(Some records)
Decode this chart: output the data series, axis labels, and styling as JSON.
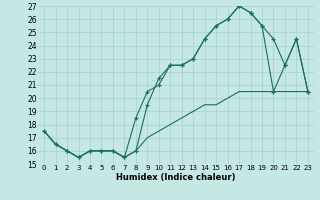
{
  "xlabel": "Humidex (Indice chaleur)",
  "xlim": [
    -0.5,
    23.5
  ],
  "ylim": [
    15,
    27
  ],
  "xticks": [
    0,
    1,
    2,
    3,
    4,
    5,
    6,
    7,
    8,
    9,
    10,
    11,
    12,
    13,
    14,
    15,
    16,
    17,
    18,
    19,
    20,
    21,
    22,
    23
  ],
  "yticks": [
    15,
    16,
    17,
    18,
    19,
    20,
    21,
    22,
    23,
    24,
    25,
    26,
    27
  ],
  "bg_color": "#c5e8e5",
  "line_color": "#1a6e64",
  "grid_color": "#aad4d0",
  "line1_y": [
    17.5,
    16.5,
    16.0,
    15.5,
    16.0,
    16.0,
    16.0,
    15.5,
    18.5,
    20.5,
    21.0,
    22.5,
    22.5,
    23.0,
    24.5,
    25.5,
    26.0,
    27.0,
    26.5,
    25.5,
    24.5,
    22.5,
    24.5,
    20.5
  ],
  "line2_y": [
    17.5,
    16.5,
    16.0,
    15.5,
    16.0,
    16.0,
    16.0,
    15.5,
    16.0,
    19.5,
    21.5,
    22.5,
    22.5,
    23.0,
    24.5,
    25.5,
    26.0,
    27.0,
    26.5,
    25.5,
    20.5,
    22.5,
    24.5,
    20.5
  ],
  "line3_y": [
    17.5,
    16.5,
    16.0,
    15.5,
    16.0,
    16.0,
    16.0,
    15.5,
    16.0,
    17.0,
    17.5,
    18.0,
    18.5,
    19.0,
    19.5,
    19.5,
    20.0,
    20.5,
    20.5,
    20.5,
    20.5,
    20.5,
    20.5,
    20.5
  ]
}
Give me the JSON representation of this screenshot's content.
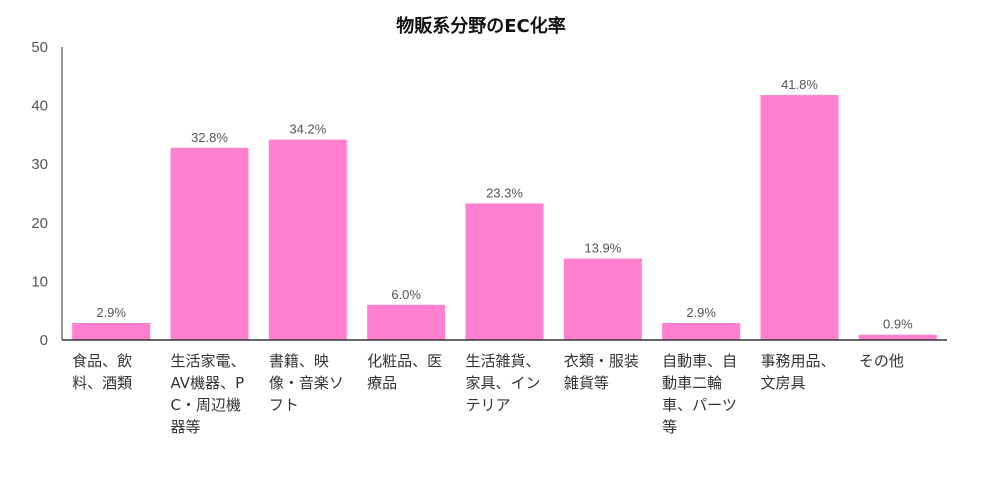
{
  "chart_data": {
    "type": "bar",
    "title": "物販系分野のEC化率",
    "categories": [
      "食品、飲料、酒類",
      "生活家電、AV機器、PC・周辺機器等",
      "書籍、映像・音楽ソフト",
      "化粧品、医療品",
      "生活雑貨、家具、インテリア",
      "衣類・服装雑貨等",
      "自動車、自動車二輪車、パーツ等",
      "事務用品、文房具",
      "その他"
    ],
    "values": [
      2.9,
      32.8,
      34.2,
      6.0,
      23.3,
      13.9,
      2.9,
      41.8,
      0.9
    ],
    "value_labels": [
      "2.9%",
      "32.8%",
      "34.2%",
      "6.0%",
      "23.3%",
      "13.9%",
      "2.9%",
      "41.8%",
      "0.9%"
    ],
    "y_ticks": [
      "0",
      "10",
      "20",
      "30",
      "40",
      "50"
    ],
    "ylim": [
      0,
      50
    ],
    "xlabel": "",
    "ylabel": "",
    "grid": false,
    "legend": "none",
    "bar_color": "#ff7fd0",
    "axis_color": "#333333"
  }
}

GOAL
Could you repeat, exactly and with nothing else, the lines from the one containing "Give me the" through the last line of the records above, leaving out the pictures?

ANSWER TO THE TASK
Give me the JSON representation of this screenshot's content.
{
  "chart_data": {
    "type": "bar",
    "title": "物販系分野のEC化率",
    "categories": [
      "食品、飲料、酒類",
      "生活家電、AV機器、PC・周辺機器等",
      "書籍、映像・音楽ソフト",
      "化粧品、医療品",
      "生活雑貨、家具、インテリア",
      "衣類・服装雑貨等",
      "自動車、自動車二輪車、パーツ等",
      "事務用品、文房具",
      "その他"
    ],
    "values": [
      2.9,
      32.8,
      34.2,
      6.0,
      23.3,
      13.9,
      2.9,
      41.8,
      0.9
    ],
    "value_labels": [
      "2.9%",
      "32.8%",
      "34.2%",
      "6.0%",
      "23.3%",
      "13.9%",
      "2.9%",
      "41.8%",
      "0.9%"
    ],
    "y_ticks": [
      "0",
      "10",
      "20",
      "30",
      "40",
      "50"
    ],
    "ylim": [
      0,
      50
    ],
    "xlabel": "",
    "ylabel": "",
    "grid": false,
    "legend": "none",
    "bar_color": "#ff7fd0",
    "axis_color": "#333333"
  }
}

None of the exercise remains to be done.